[Data items]
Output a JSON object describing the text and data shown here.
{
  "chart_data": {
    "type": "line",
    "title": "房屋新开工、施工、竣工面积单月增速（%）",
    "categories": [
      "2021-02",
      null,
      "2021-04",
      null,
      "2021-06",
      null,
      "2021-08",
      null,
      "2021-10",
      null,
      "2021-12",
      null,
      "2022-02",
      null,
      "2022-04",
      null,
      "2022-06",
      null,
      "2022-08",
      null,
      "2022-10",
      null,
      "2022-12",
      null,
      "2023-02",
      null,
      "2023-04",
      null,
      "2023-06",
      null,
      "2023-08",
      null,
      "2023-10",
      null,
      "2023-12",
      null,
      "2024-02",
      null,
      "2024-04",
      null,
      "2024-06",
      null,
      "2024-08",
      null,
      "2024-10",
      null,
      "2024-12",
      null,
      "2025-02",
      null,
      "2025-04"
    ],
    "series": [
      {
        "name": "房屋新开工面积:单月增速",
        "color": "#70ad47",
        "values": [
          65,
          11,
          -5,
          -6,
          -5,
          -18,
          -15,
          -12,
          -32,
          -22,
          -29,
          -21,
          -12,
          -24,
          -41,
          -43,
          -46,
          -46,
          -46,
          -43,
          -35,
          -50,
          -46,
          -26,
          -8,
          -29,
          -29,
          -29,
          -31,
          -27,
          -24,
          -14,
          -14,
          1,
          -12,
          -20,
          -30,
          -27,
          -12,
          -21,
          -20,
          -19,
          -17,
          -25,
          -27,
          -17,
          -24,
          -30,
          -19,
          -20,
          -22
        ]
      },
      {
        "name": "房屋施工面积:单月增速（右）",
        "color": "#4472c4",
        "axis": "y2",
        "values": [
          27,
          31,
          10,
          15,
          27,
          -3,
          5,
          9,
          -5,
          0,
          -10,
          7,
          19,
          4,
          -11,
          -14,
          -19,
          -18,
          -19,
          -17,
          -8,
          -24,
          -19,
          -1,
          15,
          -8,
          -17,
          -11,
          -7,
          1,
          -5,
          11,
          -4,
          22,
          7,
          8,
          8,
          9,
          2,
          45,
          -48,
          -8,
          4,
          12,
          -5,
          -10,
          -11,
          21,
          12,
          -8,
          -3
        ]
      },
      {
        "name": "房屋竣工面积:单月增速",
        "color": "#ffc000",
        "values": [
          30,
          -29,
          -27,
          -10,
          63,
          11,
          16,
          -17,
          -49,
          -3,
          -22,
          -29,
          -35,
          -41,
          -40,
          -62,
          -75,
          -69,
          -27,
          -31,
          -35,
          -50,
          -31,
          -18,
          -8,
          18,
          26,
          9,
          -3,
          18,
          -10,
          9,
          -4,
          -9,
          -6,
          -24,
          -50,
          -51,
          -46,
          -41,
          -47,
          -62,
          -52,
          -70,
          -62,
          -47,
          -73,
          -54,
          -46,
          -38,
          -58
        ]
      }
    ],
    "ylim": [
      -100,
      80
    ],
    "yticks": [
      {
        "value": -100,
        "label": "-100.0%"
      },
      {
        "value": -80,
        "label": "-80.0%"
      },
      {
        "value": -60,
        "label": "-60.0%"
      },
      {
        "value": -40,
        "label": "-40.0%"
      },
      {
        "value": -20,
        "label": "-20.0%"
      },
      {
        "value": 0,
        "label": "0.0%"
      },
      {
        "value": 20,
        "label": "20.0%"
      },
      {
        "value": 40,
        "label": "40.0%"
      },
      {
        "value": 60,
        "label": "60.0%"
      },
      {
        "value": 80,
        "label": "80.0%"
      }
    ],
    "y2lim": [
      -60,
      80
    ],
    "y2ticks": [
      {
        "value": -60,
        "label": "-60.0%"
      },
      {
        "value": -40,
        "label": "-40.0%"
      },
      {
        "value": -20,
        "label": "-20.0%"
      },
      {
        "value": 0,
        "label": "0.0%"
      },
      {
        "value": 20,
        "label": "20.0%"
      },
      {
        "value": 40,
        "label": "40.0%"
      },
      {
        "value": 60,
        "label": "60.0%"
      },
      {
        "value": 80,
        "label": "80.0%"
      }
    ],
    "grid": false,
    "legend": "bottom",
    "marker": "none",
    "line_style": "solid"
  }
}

§ PROBLEM TO WORK ON
The answer must consist solely of the number of lines in the entries that contain the word "name".

§ TASK SOLUTION
3